• _Problem_
Reproduce the entries word for word, and omit any picture you find in them.
● ● ● ● ●
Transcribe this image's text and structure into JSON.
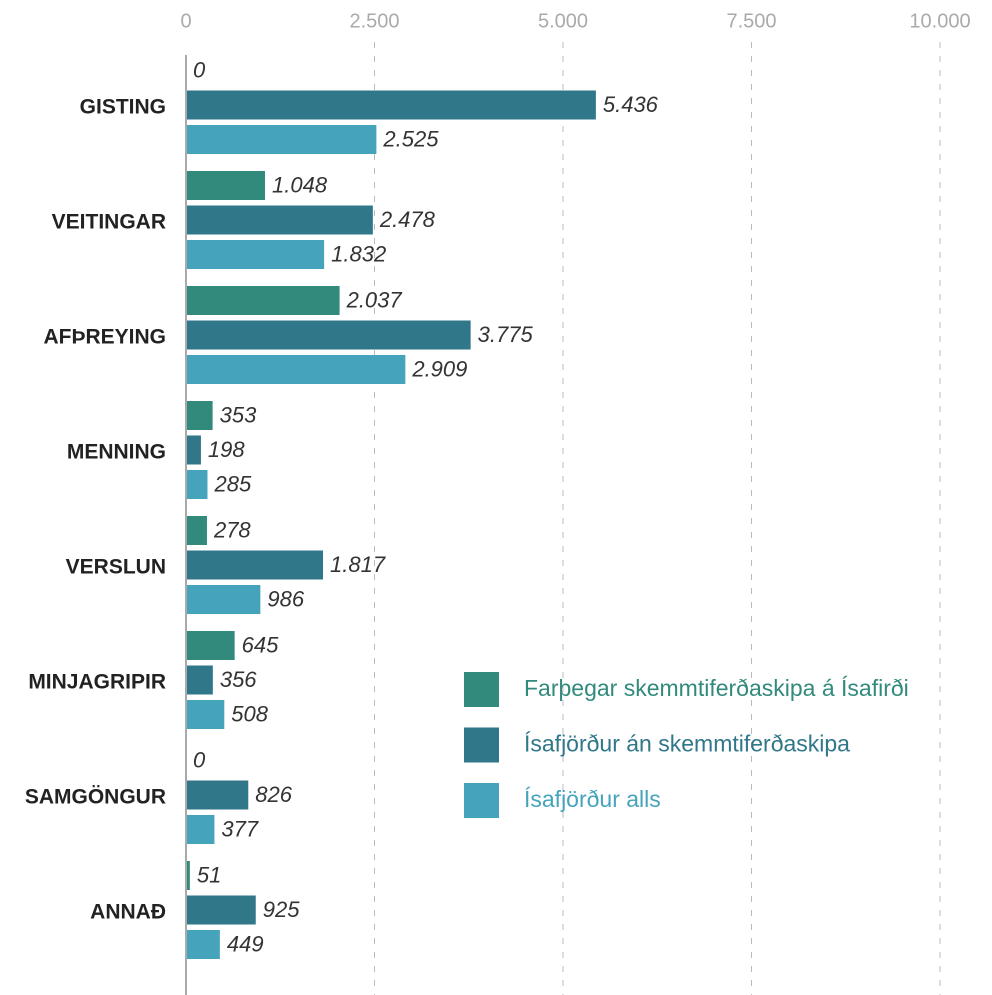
{
  "chart_data": {
    "type": "bar",
    "orientation": "horizontal",
    "categories": [
      "GISTING",
      "VEITINGAR",
      "AFÞREYING",
      "MENNING",
      "VERSLUN",
      "MINJAGRIPIR",
      "SAMGÖNGUR",
      "ANNAÐ"
    ],
    "series": [
      {
        "name": "Farþegar skemmtiferðaskipa á Ísafirði",
        "color": "#318a7c",
        "values": [
          0,
          1048,
          2037,
          353,
          278,
          645,
          0,
          51
        ],
        "value_labels": [
          "0",
          "1.048",
          "2.037",
          "353",
          "278",
          "645",
          "0",
          "51"
        ]
      },
      {
        "name": "Ísafjörður án skemmtiferðaskipa",
        "color": "#2f7789",
        "values": [
          5436,
          2478,
          3775,
          198,
          1817,
          356,
          826,
          925
        ],
        "value_labels": [
          "5.436",
          "2.478",
          "3.775",
          "198",
          "1.817",
          "356",
          "826",
          "925"
        ]
      },
      {
        "name": "Ísafjörður alls",
        "color": "#45a3bb",
        "values": [
          2525,
          1832,
          2909,
          285,
          986,
          508,
          377,
          449
        ],
        "value_labels": [
          "2.525",
          "1.832",
          "2.909",
          "285",
          "986",
          "508",
          "377",
          "449"
        ]
      }
    ],
    "xlim": [
      0,
      10000
    ],
    "xticks": [
      0,
      {
        "value": 2500,
        "label": "2.500"
      },
      {
        "value": 5000,
        "label": "5.000"
      },
      {
        "value": 7500,
        "label": "7.500"
      },
      {
        "value": 10000,
        "label": "10.000"
      }
    ],
    "grid": true,
    "legend": "right"
  }
}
● ● ● ● ●
• _Response to this exercise_
Transcribe this image's text and structure into JSON.
{
  "chart_data": {
    "type": "bar",
    "orientation": "horizontal",
    "categories": [
      "GISTING",
      "VEITINGAR",
      "AFÞREYING",
      "MENNING",
      "VERSLUN",
      "MINJAGRIPIR",
      "SAMGÖNGUR",
      "ANNAÐ"
    ],
    "series": [
      {
        "name": "Farþegar skemmtiferðaskipa á Ísafirði",
        "color": "#318a7c",
        "values": [
          0,
          1048,
          2037,
          353,
          278,
          645,
          0,
          51
        ],
        "value_labels": [
          "0",
          "1.048",
          "2.037",
          "353",
          "278",
          "645",
          "0",
          "51"
        ]
      },
      {
        "name": "Ísafjörður án skemmtiferðaskipa",
        "color": "#2f7789",
        "values": [
          5436,
          2478,
          3775,
          198,
          1817,
          356,
          826,
          925
        ],
        "value_labels": [
          "5.436",
          "2.478",
          "3.775",
          "198",
          "1.817",
          "356",
          "826",
          "925"
        ]
      },
      {
        "name": "Ísafjörður alls",
        "color": "#45a3bb",
        "values": [
          2525,
          1832,
          2909,
          285,
          986,
          508,
          377,
          449
        ],
        "value_labels": [
          "2.525",
          "1.832",
          "2.909",
          "285",
          "986",
          "508",
          "377",
          "449"
        ]
      }
    ],
    "xlim": [
      0,
      10000
    ],
    "xticks": [
      0,
      {
        "value": 2500,
        "label": "2.500"
      },
      {
        "value": 5000,
        "label": "5.000"
      },
      {
        "value": 7500,
        "label": "7.500"
      },
      {
        "value": 10000,
        "label": "10.000"
      }
    ],
    "grid": true,
    "legend": "right"
  }
}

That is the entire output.